To do:
In the items below, swap "screenshot" for "screen capture" and write all the lines out again, leaving everything else as it is.

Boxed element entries
++++++++++++++++++++

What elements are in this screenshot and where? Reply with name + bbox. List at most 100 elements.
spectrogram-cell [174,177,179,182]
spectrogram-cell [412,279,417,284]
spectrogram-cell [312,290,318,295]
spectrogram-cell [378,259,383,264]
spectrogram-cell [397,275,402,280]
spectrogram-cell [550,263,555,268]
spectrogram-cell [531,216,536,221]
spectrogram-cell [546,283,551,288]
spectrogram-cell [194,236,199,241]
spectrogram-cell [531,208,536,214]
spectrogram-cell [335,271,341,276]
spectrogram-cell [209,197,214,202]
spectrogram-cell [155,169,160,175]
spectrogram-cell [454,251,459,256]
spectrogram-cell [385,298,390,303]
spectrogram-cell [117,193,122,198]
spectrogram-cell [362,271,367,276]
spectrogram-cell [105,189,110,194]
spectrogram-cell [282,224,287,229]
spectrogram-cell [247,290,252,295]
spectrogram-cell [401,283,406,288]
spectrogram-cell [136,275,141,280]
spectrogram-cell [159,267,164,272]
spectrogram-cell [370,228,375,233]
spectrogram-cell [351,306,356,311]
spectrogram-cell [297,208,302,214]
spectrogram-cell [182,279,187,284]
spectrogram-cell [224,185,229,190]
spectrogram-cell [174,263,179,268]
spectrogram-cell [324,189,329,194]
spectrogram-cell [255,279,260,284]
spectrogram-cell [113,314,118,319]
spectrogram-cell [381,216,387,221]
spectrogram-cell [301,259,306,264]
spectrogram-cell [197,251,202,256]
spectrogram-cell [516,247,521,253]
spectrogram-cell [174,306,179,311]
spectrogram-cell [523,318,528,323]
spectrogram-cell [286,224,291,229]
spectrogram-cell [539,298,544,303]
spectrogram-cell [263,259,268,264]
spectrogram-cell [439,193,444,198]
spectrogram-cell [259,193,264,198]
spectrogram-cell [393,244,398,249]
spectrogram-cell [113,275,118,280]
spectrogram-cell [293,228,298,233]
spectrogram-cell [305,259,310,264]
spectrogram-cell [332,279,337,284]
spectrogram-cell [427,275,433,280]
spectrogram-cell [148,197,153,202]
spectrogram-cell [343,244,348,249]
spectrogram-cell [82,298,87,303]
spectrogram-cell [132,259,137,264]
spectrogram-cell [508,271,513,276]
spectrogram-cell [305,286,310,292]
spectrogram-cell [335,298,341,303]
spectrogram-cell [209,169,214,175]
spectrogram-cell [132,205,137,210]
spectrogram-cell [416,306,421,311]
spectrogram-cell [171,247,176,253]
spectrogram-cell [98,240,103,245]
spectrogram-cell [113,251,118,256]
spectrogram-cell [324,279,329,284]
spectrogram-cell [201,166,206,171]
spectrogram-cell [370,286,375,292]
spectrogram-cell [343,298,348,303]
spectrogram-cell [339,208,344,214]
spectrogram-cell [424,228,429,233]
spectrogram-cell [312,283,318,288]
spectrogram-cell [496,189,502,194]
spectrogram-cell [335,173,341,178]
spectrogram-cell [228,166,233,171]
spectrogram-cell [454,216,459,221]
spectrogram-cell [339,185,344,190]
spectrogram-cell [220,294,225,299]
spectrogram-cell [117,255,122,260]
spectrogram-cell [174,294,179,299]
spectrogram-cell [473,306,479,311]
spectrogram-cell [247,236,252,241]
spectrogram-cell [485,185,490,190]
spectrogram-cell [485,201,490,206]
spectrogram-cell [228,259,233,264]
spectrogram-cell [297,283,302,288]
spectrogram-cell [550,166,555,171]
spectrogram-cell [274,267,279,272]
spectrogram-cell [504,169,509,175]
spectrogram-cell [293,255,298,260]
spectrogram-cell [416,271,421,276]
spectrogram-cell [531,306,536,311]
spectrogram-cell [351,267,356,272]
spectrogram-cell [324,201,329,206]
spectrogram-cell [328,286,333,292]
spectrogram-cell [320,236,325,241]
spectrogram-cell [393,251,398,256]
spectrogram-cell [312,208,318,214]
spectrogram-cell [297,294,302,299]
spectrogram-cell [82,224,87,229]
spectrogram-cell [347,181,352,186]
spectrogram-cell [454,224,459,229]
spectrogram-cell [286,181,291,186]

++++++++++++++++++++

Exercise output:
What elements are in this screen capture and where? Reply with name + bbox. List at most 100 elements.
spectrogram-cell [174,177,179,182]
spectrogram-cell [412,279,417,284]
spectrogram-cell [312,290,318,295]
spectrogram-cell [378,259,383,264]
spectrogram-cell [397,275,402,280]
spectrogram-cell [550,263,555,268]
spectrogram-cell [531,216,536,221]
spectrogram-cell [546,283,551,288]
spectrogram-cell [194,236,199,241]
spectrogram-cell [531,208,536,214]
spectrogram-cell [335,271,341,276]
spectrogram-cell [209,197,214,202]
spectrogram-cell [155,169,160,175]
spectrogram-cell [454,251,459,256]
spectrogram-cell [385,298,390,303]
spectrogram-cell [117,193,122,198]
spectrogram-cell [362,271,367,276]
spectrogram-cell [105,189,110,194]
spectrogram-cell [282,224,287,229]
spectrogram-cell [247,290,252,295]
spectrogram-cell [401,283,406,288]
spectrogram-cell [136,275,141,280]
spectrogram-cell [159,267,164,272]
spectrogram-cell [370,228,375,233]
spectrogram-cell [351,306,356,311]
spectrogram-cell [297,208,302,214]
spectrogram-cell [182,279,187,284]
spectrogram-cell [224,185,229,190]
spectrogram-cell [174,263,179,268]
spectrogram-cell [324,189,329,194]
spectrogram-cell [255,279,260,284]
spectrogram-cell [113,314,118,319]
spectrogram-cell [381,216,387,221]
spectrogram-cell [301,259,306,264]
spectrogram-cell [197,251,202,256]
spectrogram-cell [516,247,521,253]
spectrogram-cell [174,306,179,311]
spectrogram-cell [523,318,528,323]
spectrogram-cell [286,224,291,229]
spectrogram-cell [539,298,544,303]
spectrogram-cell [263,259,268,264]
spectrogram-cell [439,193,444,198]
spectrogram-cell [259,193,264,198]
spectrogram-cell [393,244,398,249]
spectrogram-cell [113,275,118,280]
spectrogram-cell [293,228,298,233]
spectrogram-cell [305,259,310,264]
spectrogram-cell [332,279,337,284]
spectrogram-cell [427,275,433,280]
spectrogram-cell [148,197,153,202]
spectrogram-cell [343,244,348,249]
spectrogram-cell [82,298,87,303]
spectrogram-cell [132,259,137,264]
spectrogram-cell [508,271,513,276]
spectrogram-cell [305,286,310,292]
spectrogram-cell [335,298,341,303]
spectrogram-cell [209,169,214,175]
spectrogram-cell [132,205,137,210]
spectrogram-cell [416,306,421,311]
spectrogram-cell [171,247,176,253]
spectrogram-cell [98,240,103,245]
spectrogram-cell [113,251,118,256]
spectrogram-cell [324,279,329,284]
spectrogram-cell [201,166,206,171]
spectrogram-cell [370,286,375,292]
spectrogram-cell [343,298,348,303]
spectrogram-cell [339,208,344,214]
spectrogram-cell [424,228,429,233]
spectrogram-cell [312,283,318,288]
spectrogram-cell [496,189,502,194]
spectrogram-cell [335,173,341,178]
spectrogram-cell [228,166,233,171]
spectrogram-cell [454,216,459,221]
spectrogram-cell [339,185,344,190]
spectrogram-cell [220,294,225,299]
spectrogram-cell [117,255,122,260]
spectrogram-cell [174,294,179,299]
spectrogram-cell [473,306,479,311]
spectrogram-cell [247,236,252,241]
spectrogram-cell [485,185,490,190]
spectrogram-cell [485,201,490,206]
spectrogram-cell [228,259,233,264]
spectrogram-cell [297,283,302,288]
spectrogram-cell [550,166,555,171]
spectrogram-cell [274,267,279,272]
spectrogram-cell [504,169,509,175]
spectrogram-cell [293,255,298,260]
spectrogram-cell [416,271,421,276]
spectrogram-cell [531,306,536,311]
spectrogram-cell [351,267,356,272]
spectrogram-cell [324,201,329,206]
spectrogram-cell [328,286,333,292]
spectrogram-cell [320,236,325,241]
spectrogram-cell [393,251,398,256]
spectrogram-cell [312,208,318,214]
spectrogram-cell [297,294,302,299]
spectrogram-cell [82,224,87,229]
spectrogram-cell [347,181,352,186]
spectrogram-cell [454,224,459,229]
spectrogram-cell [286,181,291,186]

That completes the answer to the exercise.